** Exercise details **
The entries are to be returned exactly, with images left out.

** Saved entries **
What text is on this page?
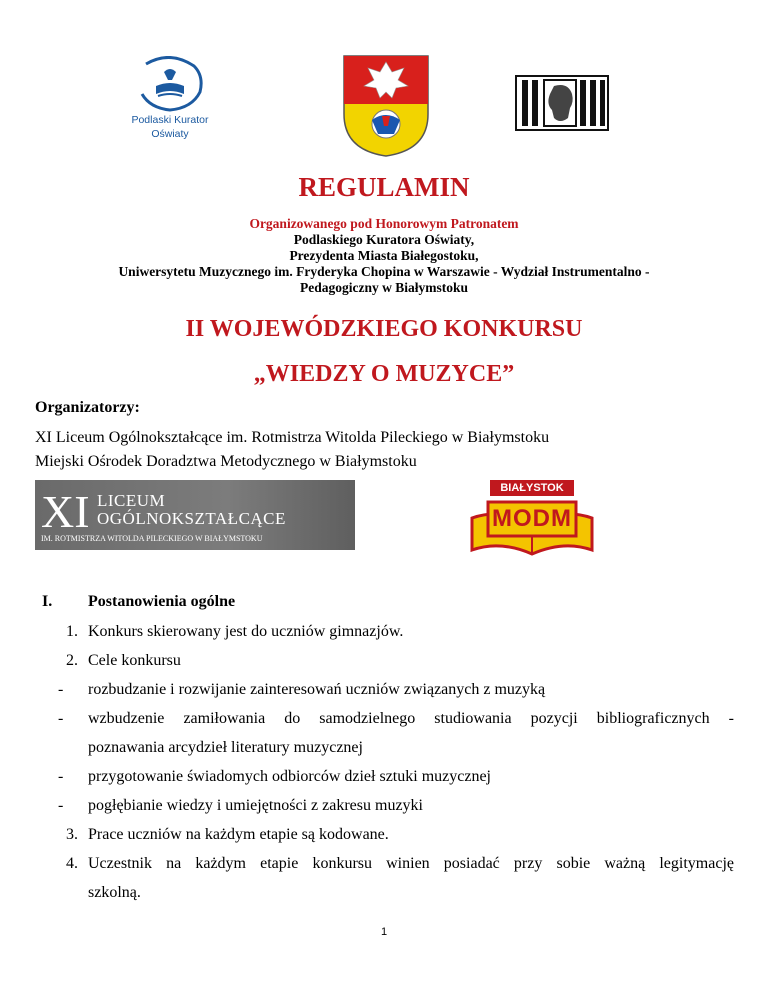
Podlaski Kurator
Oświaty
REGULAMIN
Organizowanego pod Honorowym Patronatem
Podlaskiego Kuratora Oświaty,
Prezydenta Miasta Białegostoku,
Uniwersytetu Muzycznego im. Fryderyka Chopina w Warszawie - Wydział Instrumentalno -
Pedagogiczny w Białymstoku
II WOJEWÓDZKIEGO KONKURSU
„WIEDZY O MUZYCE”
Organizatorzy:
XI Liceum Ogólnokształcące im. Rotmistrza Witolda Pileckiego w Białymstoku
Miejski Ośrodek Doradztwa Metodycznego w Białymstoku
XI LICEUM
OGÓLNOKSZTAŁCĄCE
IM. ROTMISTRZA WITOLDA PILECKIEGO W BIAŁYMSTOKU
BIAŁYSTOK
MODM
I. Postanowienia ogólne
1. Konkurs skierowany jest do uczniów gimnazjów.
2. Cele konkursu
- rozbudzanie i rozwijanie zainteresowań uczniów związanych z muzyką
- wzbudzenie zamiłowania do samodzielnego studiowania pozycji bibliograficznych -
poznawania arcydzieł literatury muzycznej
- przygotowanie świadomych odbiorców dzieł sztuki muzycznej
- pogłębianie wiedzy i umiejętności z zakresu muzyki
3. Prace uczniów na każdym etapie są kodowane.
4. Uczestnik na każdym etapie konkursu winien posiadać przy sobie ważną legitymację
szkolną.
1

** Solution below **
What text is on this page?
Podlaski Kurator
Oświaty
REGULAMIN
Organizowanego pod Honorowym Patronatem
Podlaskiego Kuratora Oświaty,
Prezydenta Miasta Białegostoku,
Uniwersytetu Muzycznego im. Fryderyka Chopina w Warszawie - Wydział Instrumentalno -
Pedagogiczny w Białymstoku
II WOJEWÓDZKIEGO KONKURSU
„WIEDZY O MUZYCE”
Organizatorzy:
XI Liceum Ogólnokształcące im. Rotmistrza Witolda Pileckiego w Białymstoku
Miejski Ośrodek Doradztwa Metodycznego w Białymstoku
XI LICEUM
OGÓLNOKSZTAŁCĄCE
IM. ROTMISTRZA WITOLDA PILECKIEGO W BIAŁYMSTOKU
BIAŁYSTOK
MODM
I. Postanowienia ogólne
1. Konkurs skierowany jest do uczniów gimnazjów.
2. Cele konkursu
- rozbudzanie i rozwijanie zainteresowań uczniów związanych z muzyką
- wzbudzenie zamiłowania do samodzielnego studiowania pozycji bibliograficznych -
poznawania arcydzieł literatury muzycznej
- przygotowanie świadomych odbiorców dzieł sztuki muzycznej
- pogłębianie wiedzy i umiejętności z zakresu muzyki
3. Prace uczniów na każdym etapie są kodowane.
4. Uczestnik na każdym etapie konkursu winien posiadać przy sobie ważną legitymację
szkolną.
1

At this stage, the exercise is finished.